Request.
In this exercise, reproduce all the entries that follow exactly.

Data listing.
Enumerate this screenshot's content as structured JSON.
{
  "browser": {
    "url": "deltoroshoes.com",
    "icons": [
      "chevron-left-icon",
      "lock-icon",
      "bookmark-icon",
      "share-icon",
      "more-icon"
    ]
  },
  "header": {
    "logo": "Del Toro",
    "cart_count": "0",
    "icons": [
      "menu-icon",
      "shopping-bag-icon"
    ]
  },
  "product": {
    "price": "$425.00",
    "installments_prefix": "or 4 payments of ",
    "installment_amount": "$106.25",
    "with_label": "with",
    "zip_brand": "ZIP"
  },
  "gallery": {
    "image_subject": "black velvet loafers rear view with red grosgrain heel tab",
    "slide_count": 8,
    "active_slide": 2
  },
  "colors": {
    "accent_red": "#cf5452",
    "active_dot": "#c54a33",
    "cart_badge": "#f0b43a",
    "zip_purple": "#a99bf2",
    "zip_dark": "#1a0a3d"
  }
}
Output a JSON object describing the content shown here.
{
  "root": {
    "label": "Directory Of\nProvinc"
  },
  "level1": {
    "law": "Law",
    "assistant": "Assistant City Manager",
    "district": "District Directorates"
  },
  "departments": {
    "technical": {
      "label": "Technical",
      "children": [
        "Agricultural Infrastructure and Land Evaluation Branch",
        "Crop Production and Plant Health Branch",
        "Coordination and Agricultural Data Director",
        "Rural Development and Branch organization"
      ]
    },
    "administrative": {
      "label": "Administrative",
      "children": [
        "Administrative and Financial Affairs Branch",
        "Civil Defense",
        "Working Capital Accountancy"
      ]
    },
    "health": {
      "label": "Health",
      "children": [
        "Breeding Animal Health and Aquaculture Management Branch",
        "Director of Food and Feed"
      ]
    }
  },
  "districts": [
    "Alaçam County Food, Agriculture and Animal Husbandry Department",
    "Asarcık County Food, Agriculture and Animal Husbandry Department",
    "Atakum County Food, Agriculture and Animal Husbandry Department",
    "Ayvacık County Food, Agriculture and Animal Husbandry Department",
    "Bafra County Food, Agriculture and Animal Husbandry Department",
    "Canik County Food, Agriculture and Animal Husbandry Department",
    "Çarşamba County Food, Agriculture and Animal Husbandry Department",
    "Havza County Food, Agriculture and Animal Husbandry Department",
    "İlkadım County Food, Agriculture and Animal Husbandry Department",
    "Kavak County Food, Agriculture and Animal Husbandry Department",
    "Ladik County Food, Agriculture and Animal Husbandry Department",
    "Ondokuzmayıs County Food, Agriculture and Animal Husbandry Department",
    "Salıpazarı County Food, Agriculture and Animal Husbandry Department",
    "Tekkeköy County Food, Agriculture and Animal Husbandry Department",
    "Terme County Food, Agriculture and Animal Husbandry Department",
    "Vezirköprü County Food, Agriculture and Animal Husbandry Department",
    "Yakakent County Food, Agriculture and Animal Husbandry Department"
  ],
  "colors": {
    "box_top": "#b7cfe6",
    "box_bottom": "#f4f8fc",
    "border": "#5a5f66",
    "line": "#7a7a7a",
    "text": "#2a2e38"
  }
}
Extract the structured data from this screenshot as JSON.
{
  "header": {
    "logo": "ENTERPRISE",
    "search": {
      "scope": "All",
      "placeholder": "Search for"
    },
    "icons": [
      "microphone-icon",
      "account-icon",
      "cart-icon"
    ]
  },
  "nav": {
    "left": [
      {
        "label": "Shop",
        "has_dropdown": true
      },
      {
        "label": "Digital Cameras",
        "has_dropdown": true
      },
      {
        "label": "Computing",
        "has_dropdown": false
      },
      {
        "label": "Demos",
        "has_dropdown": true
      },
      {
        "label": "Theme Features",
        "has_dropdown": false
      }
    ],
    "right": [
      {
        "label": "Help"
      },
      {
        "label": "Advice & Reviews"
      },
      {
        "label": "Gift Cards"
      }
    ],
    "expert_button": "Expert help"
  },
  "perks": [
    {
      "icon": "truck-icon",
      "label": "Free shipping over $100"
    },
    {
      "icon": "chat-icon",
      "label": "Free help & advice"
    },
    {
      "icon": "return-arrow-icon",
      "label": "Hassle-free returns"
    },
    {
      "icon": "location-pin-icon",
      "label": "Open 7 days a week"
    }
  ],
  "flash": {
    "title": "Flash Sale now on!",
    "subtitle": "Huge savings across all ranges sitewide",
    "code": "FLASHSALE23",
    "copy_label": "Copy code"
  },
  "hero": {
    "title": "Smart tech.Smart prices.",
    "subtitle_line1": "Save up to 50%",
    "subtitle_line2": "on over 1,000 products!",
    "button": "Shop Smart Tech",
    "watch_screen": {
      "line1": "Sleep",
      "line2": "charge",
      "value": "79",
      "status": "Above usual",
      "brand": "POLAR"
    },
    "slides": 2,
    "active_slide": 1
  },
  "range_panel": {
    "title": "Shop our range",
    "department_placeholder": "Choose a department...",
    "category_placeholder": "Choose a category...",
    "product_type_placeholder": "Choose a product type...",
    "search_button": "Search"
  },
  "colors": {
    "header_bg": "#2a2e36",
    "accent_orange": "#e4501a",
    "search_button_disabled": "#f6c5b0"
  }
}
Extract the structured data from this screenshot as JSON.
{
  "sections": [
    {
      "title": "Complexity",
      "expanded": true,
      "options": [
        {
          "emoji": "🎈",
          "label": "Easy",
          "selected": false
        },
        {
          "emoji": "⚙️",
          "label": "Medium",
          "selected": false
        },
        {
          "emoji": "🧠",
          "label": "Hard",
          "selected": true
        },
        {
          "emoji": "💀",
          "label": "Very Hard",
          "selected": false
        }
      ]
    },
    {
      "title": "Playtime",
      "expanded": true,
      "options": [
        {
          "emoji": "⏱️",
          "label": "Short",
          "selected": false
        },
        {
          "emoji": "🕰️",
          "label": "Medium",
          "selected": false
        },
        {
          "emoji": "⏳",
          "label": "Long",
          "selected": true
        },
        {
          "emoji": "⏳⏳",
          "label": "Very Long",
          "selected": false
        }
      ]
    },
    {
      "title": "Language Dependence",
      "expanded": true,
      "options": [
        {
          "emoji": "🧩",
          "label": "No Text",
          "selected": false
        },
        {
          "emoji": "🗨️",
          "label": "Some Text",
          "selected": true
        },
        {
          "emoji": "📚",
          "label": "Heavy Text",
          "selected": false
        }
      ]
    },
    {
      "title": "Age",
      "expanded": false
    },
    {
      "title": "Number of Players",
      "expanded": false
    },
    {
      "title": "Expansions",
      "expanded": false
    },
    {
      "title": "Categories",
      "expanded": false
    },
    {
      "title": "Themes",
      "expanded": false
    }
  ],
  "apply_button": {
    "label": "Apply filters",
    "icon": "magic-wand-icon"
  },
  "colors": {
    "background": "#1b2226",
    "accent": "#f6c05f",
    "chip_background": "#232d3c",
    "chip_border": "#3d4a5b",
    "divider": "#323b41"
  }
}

Finished exercise.
Enumerate this screenshot's content as structured JSON.
{
  "browser": {
    "url": "deltoroshoes.com",
    "icons": [
      "chevron-left-icon",
      "lock-icon",
      "bookmark-icon",
      "share-icon",
      "more-icon"
    ]
  },
  "header": {
    "logo": "Del Toro",
    "cart_count": "0",
    "icons": [
      "menu-icon",
      "shopping-bag-icon"
    ]
  },
  "product": {
    "price": "$425.00",
    "installments_prefix": "or 4 payments of ",
    "installment_amount": "$106.25",
    "with_label": "with",
    "zip_brand": "ZIP"
  },
  "gallery": {
    "image_subject": "black velvet loafers rear view with red grosgrain heel tab",
    "slide_count": 8,
    "active_slide": 2
  },
  "colors": {
    "accent_red": "#cf5452",
    "active_dot": "#c54a33",
    "cart_badge": "#f0b43a",
    "zip_purple": "#a99bf2",
    "zip_dark": "#1a0a3d"
  }
}
Output a JSON object describing the content shown here.
{
  "root": {
    "label": "Directory Of\nProvinc"
  },
  "level1": {
    "law": "Law",
    "assistant": "Assistant City Manager",
    "district": "District Directorates"
  },
  "departments": {
    "technical": {
      "label": "Technical",
      "children": [
        "Agricultural Infrastructure and Land Evaluation Branch",
        "Crop Production and Plant Health Branch",
        "Coordination and Agricultural Data Director",
        "Rural Development and Branch organization"
      ]
    },
    "administrative": {
      "label": "Administrative",
      "children": [
        "Administrative and Financial Affairs Branch",
        "Civil Defense",
        "Working Capital Accountancy"
      ]
    },
    "health": {
      "label": "Health",
      "children": [
        "Breeding Animal Health and Aquaculture Management Branch",
        "Director of Food and Feed"
      ]
    }
  },
  "districts": [
    "Alaçam County Food, Agriculture and Animal Husbandry Department",
    "Asarcık County Food, Agriculture and Animal Husbandry Department",
    "Atakum County Food, Agriculture and Animal Husbandry Department",
    "Ayvacık County Food, Agriculture and Animal Husbandry Department",
    "Bafra County Food, Agriculture and Animal Husbandry Department",
    "Canik County Food, Agriculture and Animal Husbandry Department",
    "Çarşamba County Food, Agriculture and Animal Husbandry Department",
    "Havza County Food, Agriculture and Animal Husbandry Department",
    "İlkadım County Food, Agriculture and Animal Husbandry Department",
    "Kavak County Food, Agriculture and Animal Husbandry Department",
    "Ladik County Food, Agriculture and Animal Husbandry Department",
    "Ondokuzmayıs County Food, Agriculture and Animal Husbandry Department",
    "Salıpazarı County Food, Agriculture and Animal Husbandry Department",
    "Tekkeköy County Food, Agriculture and Animal Husbandry Department",
    "Terme County Food, Agriculture and Animal Husbandry Department",
    "Vezirköprü County Food, Agriculture and Animal Husbandry Department",
    "Yakakent County Food, Agriculture and Animal Husbandry Department"
  ],
  "colors": {
    "box_top": "#b7cfe6",
    "box_bottom": "#f4f8fc",
    "border": "#5a5f66",
    "line": "#7a7a7a",
    "text": "#2a2e38"
  }
}
Extract the structured data from this screenshot as JSON.
{
  "header": {
    "logo": "ENTERPRISE",
    "search": {
      "scope": "All",
      "placeholder": "Search for"
    },
    "icons": [
      "microphone-icon",
      "account-icon",
      "cart-icon"
    ]
  },
  "nav": {
    "left": [
      {
        "label": "Shop",
        "has_dropdown": true
      },
      {
        "label": "Digital Cameras",
        "has_dropdown": true
      },
      {
        "label": "Computing",
        "has_dropdown": false
      },
      {
        "label": "Demos",
        "has_dropdown": true
      },
      {
        "label": "Theme Features",
        "has_dropdown": false
      }
    ],
    "right": [
      {
        "label": "Help"
      },
      {
        "label": "Advice & Reviews"
      },
      {
        "label": "Gift Cards"
      }
    ],
    "expert_button": "Expert help"
  },
  "perks": [
    {
      "icon": "truck-icon",
      "label": "Free shipping over $100"
    },
    {
      "icon": "chat-icon",
      "label": "Free help & advice"
    },
    {
      "icon": "return-arrow-icon",
      "label": "Hassle-free returns"
    },
    {
      "icon": "location-pin-icon",
      "label": "Open 7 days a week"
    }
  ],
  "flash": {
    "title": "Flash Sale now on!",
    "subtitle": "Huge savings across all ranges sitewide",
    "code": "FLASHSALE23",
    "copy_label": "Copy code"
  },
  "hero": {
    "title": "Smart tech.Smart prices.",
    "subtitle_line1": "Save up to 50%",
    "subtitle_line2": "on over 1,000 products!",
    "button": "Shop Smart Tech",
    "watch_screen": {
      "line1": "Sleep",
      "line2": "charge",
      "value": "79",
      "status": "Above usual",
      "brand": "POLAR"
    },
    "slides": 2,
    "active_slide": 1
  },
  "range_panel": {
    "title": "Shop our range",
    "department_placeholder": "Choose a department...",
    "category_placeholder": "Choose a category...",
    "product_type_placeholder": "Choose a product type...",
    "search_button": "Search"
  },
  "colors": {
    "header_bg": "#2a2e36",
    "accent_orange": "#e4501a",
    "search_button_disabled": "#f6c5b0"
  }
}
Extract the structured data from this screenshot as JSON.
{
  "sections": [
    {
      "title": "Complexity",
      "expanded": true,
      "options": [
        {
          "emoji": "🎈",
          "label": "Easy",
          "selected": false
        },
        {
          "emoji": "⚙️",
          "label": "Medium",
          "selected": false
        },
        {
          "emoji": "🧠",
          "label": "Hard",
          "selected": true
        },
        {
          "emoji": "💀",
          "label": "Very Hard",
          "selected": false
        }
      ]
    },
    {
      "title": "Playtime",
      "expanded": true,
      "options": [
        {
          "emoji": "⏱️",
          "label": "Short",
          "selected": false
        },
        {
          "emoji": "🕰️",
          "label": "Medium",
          "selected": false
        },
        {
          "emoji": "⏳",
          "label": "Long",
          "selected": true
        },
        {
          "emoji": "⏳⏳",
          "label": "Very Long",
          "selected": false
        }
      ]
    },
    {
      "title": "Language Dependence",
      "expanded": true,
      "options": [
        {
          "emoji": "🧩",
          "label": "No Text",
          "selected": false
        },
        {
          "emoji": "🗨️",
          "label": "Some Text",
          "selected": true
        },
        {
          "emoji": "📚",
          "label": "Heavy Text",
          "selected": false
        }
      ]
    },
    {
      "title": "Age",
      "expanded": false
    },
    {
      "title": "Number of Players",
      "expanded": false
    },
    {
      "title": "Expansions",
      "expanded": false
    },
    {
      "title": "Categories",
      "expanded": false
    },
    {
      "title": "Themes",
      "expanded": false
    }
  ],
  "apply_button": {
    "label": "Apply filters",
    "icon": "magic-wand-icon"
  },
  "colors": {
    "background": "#1b2226",
    "accent": "#f6c05f",
    "chip_background": "#232d3c",
    "chip_border": "#3d4a5b",
    "divider": "#323b41"
  }
}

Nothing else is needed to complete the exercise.